(Collected data)
[start]
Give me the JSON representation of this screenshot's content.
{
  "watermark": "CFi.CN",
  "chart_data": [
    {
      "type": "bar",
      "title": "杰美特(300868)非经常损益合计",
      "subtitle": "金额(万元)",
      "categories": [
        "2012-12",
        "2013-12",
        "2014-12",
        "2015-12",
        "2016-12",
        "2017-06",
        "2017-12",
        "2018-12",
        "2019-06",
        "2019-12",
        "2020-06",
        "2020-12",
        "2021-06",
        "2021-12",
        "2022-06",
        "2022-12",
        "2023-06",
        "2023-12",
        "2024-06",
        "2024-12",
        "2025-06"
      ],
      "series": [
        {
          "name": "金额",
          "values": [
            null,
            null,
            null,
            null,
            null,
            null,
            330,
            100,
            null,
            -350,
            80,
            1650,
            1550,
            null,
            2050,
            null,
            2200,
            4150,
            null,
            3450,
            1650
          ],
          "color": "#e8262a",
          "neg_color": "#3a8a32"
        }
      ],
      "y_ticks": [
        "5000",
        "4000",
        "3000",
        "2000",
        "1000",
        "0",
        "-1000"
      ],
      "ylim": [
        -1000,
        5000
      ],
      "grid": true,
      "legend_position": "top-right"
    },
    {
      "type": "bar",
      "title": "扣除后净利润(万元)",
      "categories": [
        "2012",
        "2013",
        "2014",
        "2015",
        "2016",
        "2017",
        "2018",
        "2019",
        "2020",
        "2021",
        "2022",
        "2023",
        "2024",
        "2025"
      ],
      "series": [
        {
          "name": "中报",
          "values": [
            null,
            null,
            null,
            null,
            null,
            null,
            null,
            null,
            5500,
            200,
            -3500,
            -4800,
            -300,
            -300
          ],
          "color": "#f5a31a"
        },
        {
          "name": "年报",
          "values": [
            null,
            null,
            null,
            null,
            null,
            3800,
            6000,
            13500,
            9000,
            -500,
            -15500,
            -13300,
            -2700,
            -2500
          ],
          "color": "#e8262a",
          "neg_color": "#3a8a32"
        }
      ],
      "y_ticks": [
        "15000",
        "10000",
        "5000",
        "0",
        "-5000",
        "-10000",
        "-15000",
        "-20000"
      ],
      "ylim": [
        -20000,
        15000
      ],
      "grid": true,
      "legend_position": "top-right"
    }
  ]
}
[end]
▶ Direction:
Exactly reproduce every line of the data above.

▶ Response for this exercise:
Give me the JSON representation of this screenshot's content.
{
  "watermark": "CFi.CN",
  "chart_data": [
    {
      "type": "bar",
      "title": "杰美特(300868)非经常损益合计",
      "subtitle": "金额(万元)",
      "categories": [
        "2012-12",
        "2013-12",
        "2014-12",
        "2015-12",
        "2016-12",
        "2017-06",
        "2017-12",
        "2018-12",
        "2019-06",
        "2019-12",
        "2020-06",
        "2020-12",
        "2021-06",
        "2021-12",
        "2022-06",
        "2022-12",
        "2023-06",
        "2023-12",
        "2024-06",
        "2024-12",
        "2025-06"
      ],
      "series": [
        {
          "name": "金额",
          "values": [
            null,
            null,
            null,
            null,
            null,
            null,
            330,
            100,
            null,
            -350,
            80,
            1650,
            1550,
            null,
            2050,
            null,
            2200,
            4150,
            null,
            3450,
            1650
          ],
          "color": "#e8262a",
          "neg_color": "#3a8a32"
        }
      ],
      "y_ticks": [
        "5000",
        "4000",
        "3000",
        "2000",
        "1000",
        "0",
        "-1000"
      ],
      "ylim": [
        -1000,
        5000
      ],
      "grid": true,
      "legend_position": "top-right"
    },
    {
      "type": "bar",
      "title": "扣除后净利润(万元)",
      "categories": [
        "2012",
        "2013",
        "2014",
        "2015",
        "2016",
        "2017",
        "2018",
        "2019",
        "2020",
        "2021",
        "2022",
        "2023",
        "2024",
        "2025"
      ],
      "series": [
        {
          "name": "中报",
          "values": [
            null,
            null,
            null,
            null,
            null,
            null,
            null,
            null,
            5500,
            200,
            -3500,
            -4800,
            -300,
            -300
          ],
          "color": "#f5a31a"
        },
        {
          "name": "年报",
          "values": [
            null,
            null,
            null,
            null,
            null,
            3800,
            6000,
            13500,
            9000,
            -500,
            -15500,
            -13300,
            -2700,
            -2500
          ],
          "color": "#e8262a",
          "neg_color": "#3a8a32"
        }
      ],
      "y_ticks": [
        "15000",
        "10000",
        "5000",
        "0",
        "-5000",
        "-10000",
        "-15000",
        "-20000"
      ],
      "ylim": [
        -20000,
        15000
      ],
      "grid": true,
      "legend_position": "top-right"
    }
  ]
}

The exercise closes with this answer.